> [Instruction] Please print every record below exactly as it appears.

> [Data entries]
■ ■ ■ ■ ■

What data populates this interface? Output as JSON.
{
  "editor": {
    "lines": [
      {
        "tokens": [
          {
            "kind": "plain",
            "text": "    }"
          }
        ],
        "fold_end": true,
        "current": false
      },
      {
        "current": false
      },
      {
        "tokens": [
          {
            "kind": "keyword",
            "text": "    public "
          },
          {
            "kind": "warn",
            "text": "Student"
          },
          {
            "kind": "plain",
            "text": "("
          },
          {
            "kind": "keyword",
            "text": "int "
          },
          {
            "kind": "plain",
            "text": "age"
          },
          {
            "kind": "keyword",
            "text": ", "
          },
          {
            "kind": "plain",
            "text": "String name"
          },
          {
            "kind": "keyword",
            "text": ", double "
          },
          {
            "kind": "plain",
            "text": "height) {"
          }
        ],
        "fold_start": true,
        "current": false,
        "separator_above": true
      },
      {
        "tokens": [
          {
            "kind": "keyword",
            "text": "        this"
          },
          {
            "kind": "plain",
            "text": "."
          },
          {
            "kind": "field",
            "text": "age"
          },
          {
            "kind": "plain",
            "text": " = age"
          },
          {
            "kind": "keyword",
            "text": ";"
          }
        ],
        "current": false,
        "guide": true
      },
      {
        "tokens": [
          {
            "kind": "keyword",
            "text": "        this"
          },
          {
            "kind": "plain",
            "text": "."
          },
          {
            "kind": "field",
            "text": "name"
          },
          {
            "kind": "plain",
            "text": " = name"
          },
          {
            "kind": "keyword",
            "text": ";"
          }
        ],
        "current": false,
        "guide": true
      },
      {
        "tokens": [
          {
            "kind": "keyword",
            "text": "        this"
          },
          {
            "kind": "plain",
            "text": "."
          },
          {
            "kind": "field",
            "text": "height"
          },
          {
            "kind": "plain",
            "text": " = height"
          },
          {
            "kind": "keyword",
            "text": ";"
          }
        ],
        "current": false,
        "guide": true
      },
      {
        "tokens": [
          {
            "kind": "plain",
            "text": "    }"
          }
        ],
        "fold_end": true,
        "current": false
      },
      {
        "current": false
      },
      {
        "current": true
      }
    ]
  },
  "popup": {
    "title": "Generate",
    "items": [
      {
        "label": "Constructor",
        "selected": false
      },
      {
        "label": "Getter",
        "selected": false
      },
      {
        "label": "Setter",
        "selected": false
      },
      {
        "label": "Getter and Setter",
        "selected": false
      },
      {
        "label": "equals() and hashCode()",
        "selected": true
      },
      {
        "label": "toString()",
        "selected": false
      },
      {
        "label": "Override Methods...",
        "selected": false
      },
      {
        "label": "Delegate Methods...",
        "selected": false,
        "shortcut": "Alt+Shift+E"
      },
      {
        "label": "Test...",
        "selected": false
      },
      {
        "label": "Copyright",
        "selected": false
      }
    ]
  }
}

■ ■ ■ ■ ■

> [Written reply]
What data populates this interface? Output as JSON.
{
  "editor": {
    "lines": [
      {
        "tokens": [
          {
            "kind": "plain",
            "text": "    }"
          }
        ],
        "fold_end": true,
        "current": false
      },
      {
        "current": false
      },
      {
        "tokens": [
          {
            "kind": "keyword",
            "text": "    public "
          },
          {
            "kind": "warn",
            "text": "Student"
          },
          {
            "kind": "plain",
            "text": "("
          },
          {
            "kind": "keyword",
            "text": "int "
          },
          {
            "kind": "plain",
            "text": "age"
          },
          {
            "kind": "keyword",
            "text": ", "
          },
          {
            "kind": "plain",
            "text": "String name"
          },
          {
            "kind": "keyword",
            "text": ", double "
          },
          {
            "kind": "plain",
            "text": "height) {"
          }
        ],
        "fold_start": true,
        "current": false,
        "separator_above": true
      },
      {
        "tokens": [
          {
            "kind": "keyword",
            "text": "        this"
          },
          {
            "kind": "plain",
            "text": "."
          },
          {
            "kind": "field",
            "text": "age"
          },
          {
            "kind": "plain",
            "text": " = age"
          },
          {
            "kind": "keyword",
            "text": ";"
          }
        ],
        "current": false,
        "guide": true
      },
      {
        "tokens": [
          {
            "kind": "keyword",
            "text": "        this"
          },
          {
            "kind": "plain",
            "text": "."
          },
          {
            "kind": "field",
            "text": "name"
          },
          {
            "kind": "plain",
            "text": " = name"
          },
          {
            "kind": "keyword",
            "text": ";"
          }
        ],
        "current": false,
        "guide": true
      },
      {
        "tokens": [
          {
            "kind": "keyword",
            "text": "        this"
          },
          {
            "kind": "plain",
            "text": "."
          },
          {
            "kind": "field",
            "text": "height"
          },
          {
            "kind": "plain",
            "text": " = height"
          },
          {
            "kind": "keyword",
            "text": ";"
          }
        ],
        "current": false,
        "guide": true
      },
      {
        "tokens": [
          {
            "kind": "plain",
            "text": "    }"
          }
        ],
        "fold_end": true,
        "current": false
      },
      {
        "current": false
      },
      {
        "current": true
      }
    ]
  },
  "popup": {
    "title": "Generate",
    "items": [
      {
        "label": "Constructor",
        "selected": false
      },
      {
        "label": "Getter",
        "selected": false
      },
      {
        "label": "Setter",
        "selected": false
      },
      {
        "label": "Getter and Setter",
        "selected": false
      },
      {
        "label": "equals() and hashCode()",
        "selected": true
      },
      {
        "label": "toString()",
        "selected": false
      },
      {
        "label": "Override Methods...",
        "selected": false
      },
      {
        "label": "Delegate Methods...",
        "selected": false,
        "shortcut": "Alt+Shift+E"
      },
      {
        "label": "Test...",
        "selected": false
      },
      {
        "label": "Copyright",
        "selected": false
      }
    ]
  }
}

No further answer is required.